# [WHAT THE EXERCISE ASKS]
Would you restate all the data that follows, word for word?

# [DATASET]
:::

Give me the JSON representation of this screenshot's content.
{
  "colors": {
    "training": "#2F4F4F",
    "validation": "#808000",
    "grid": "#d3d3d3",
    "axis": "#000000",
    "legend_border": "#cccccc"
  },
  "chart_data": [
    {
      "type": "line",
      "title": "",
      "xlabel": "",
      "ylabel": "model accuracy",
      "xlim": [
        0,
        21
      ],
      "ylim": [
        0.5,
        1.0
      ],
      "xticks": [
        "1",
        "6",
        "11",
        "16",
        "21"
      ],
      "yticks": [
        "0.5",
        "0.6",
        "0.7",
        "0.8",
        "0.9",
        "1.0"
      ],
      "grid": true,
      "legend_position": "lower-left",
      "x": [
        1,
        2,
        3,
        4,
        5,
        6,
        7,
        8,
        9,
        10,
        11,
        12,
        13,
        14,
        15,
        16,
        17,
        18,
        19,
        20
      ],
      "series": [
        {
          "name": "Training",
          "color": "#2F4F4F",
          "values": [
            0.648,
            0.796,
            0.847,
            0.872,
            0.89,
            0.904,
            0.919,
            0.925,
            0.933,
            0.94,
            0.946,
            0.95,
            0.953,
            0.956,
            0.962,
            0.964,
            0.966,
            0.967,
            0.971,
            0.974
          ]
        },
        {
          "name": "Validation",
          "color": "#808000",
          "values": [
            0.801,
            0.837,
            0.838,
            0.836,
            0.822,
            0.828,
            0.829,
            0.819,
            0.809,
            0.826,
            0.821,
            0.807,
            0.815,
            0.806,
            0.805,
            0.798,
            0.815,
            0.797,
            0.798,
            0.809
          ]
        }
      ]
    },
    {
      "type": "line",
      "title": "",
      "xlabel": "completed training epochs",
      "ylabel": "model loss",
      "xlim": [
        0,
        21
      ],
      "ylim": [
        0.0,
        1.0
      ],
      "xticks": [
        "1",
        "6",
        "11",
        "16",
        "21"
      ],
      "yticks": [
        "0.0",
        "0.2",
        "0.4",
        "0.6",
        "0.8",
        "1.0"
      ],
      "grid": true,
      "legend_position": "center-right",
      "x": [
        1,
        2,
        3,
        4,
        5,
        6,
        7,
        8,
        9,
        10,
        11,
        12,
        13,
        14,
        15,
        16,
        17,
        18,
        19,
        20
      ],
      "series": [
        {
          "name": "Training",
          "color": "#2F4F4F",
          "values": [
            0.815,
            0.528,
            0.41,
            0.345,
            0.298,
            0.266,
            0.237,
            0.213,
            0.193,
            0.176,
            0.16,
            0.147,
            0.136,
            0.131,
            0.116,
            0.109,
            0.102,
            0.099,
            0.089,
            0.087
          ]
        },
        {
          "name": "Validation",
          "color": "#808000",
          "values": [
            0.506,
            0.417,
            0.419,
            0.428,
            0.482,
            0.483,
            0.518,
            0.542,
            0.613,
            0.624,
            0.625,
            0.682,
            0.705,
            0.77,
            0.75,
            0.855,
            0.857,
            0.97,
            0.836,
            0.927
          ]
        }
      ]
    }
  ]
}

:::

# [REPLY]
Give me the JSON representation of this screenshot's content.
{
  "colors": {
    "training": "#2F4F4F",
    "validation": "#808000",
    "grid": "#d3d3d3",
    "axis": "#000000",
    "legend_border": "#cccccc"
  },
  "chart_data": [
    {
      "type": "line",
      "title": "",
      "xlabel": "",
      "ylabel": "model accuracy",
      "xlim": [
        0,
        21
      ],
      "ylim": [
        0.5,
        1.0
      ],
      "xticks": [
        "1",
        "6",
        "11",
        "16",
        "21"
      ],
      "yticks": [
        "0.5",
        "0.6",
        "0.7",
        "0.8",
        "0.9",
        "1.0"
      ],
      "grid": true,
      "legend_position": "lower-left",
      "x": [
        1,
        2,
        3,
        4,
        5,
        6,
        7,
        8,
        9,
        10,
        11,
        12,
        13,
        14,
        15,
        16,
        17,
        18,
        19,
        20
      ],
      "series": [
        {
          "name": "Training",
          "color": "#2F4F4F",
          "values": [
            0.648,
            0.796,
            0.847,
            0.872,
            0.89,
            0.904,
            0.919,
            0.925,
            0.933,
            0.94,
            0.946,
            0.95,
            0.953,
            0.956,
            0.962,
            0.964,
            0.966,
            0.967,
            0.971,
            0.974
          ]
        },
        {
          "name": "Validation",
          "color": "#808000",
          "values": [
            0.801,
            0.837,
            0.838,
            0.836,
            0.822,
            0.828,
            0.829,
            0.819,
            0.809,
            0.826,
            0.821,
            0.807,
            0.815,
            0.806,
            0.805,
            0.798,
            0.815,
            0.797,
            0.798,
            0.809
          ]
        }
      ]
    },
    {
      "type": "line",
      "title": "",
      "xlabel": "completed training epochs",
      "ylabel": "model loss",
      "xlim": [
        0,
        21
      ],
      "ylim": [
        0.0,
        1.0
      ],
      "xticks": [
        "1",
        "6",
        "11",
        "16",
        "21"
      ],
      "yticks": [
        "0.0",
        "0.2",
        "0.4",
        "0.6",
        "0.8",
        "1.0"
      ],
      "grid": true,
      "legend_position": "center-right",
      "x": [
        1,
        2,
        3,
        4,
        5,
        6,
        7,
        8,
        9,
        10,
        11,
        12,
        13,
        14,
        15,
        16,
        17,
        18,
        19,
        20
      ],
      "series": [
        {
          "name": "Training",
          "color": "#2F4F4F",
          "values": [
            0.815,
            0.528,
            0.41,
            0.345,
            0.298,
            0.266,
            0.237,
            0.213,
            0.193,
            0.176,
            0.16,
            0.147,
            0.136,
            0.131,
            0.116,
            0.109,
            0.102,
            0.099,
            0.089,
            0.087
          ]
        },
        {
          "name": "Validation",
          "color": "#808000",
          "values": [
            0.506,
            0.417,
            0.419,
            0.428,
            0.482,
            0.483,
            0.518,
            0.542,
            0.613,
            0.624,
            0.625,
            0.682,
            0.705,
            0.77,
            0.75,
            0.855,
            0.857,
            0.97,
            0.836,
            0.927
          ]
        }
      ]
    }
  ]
}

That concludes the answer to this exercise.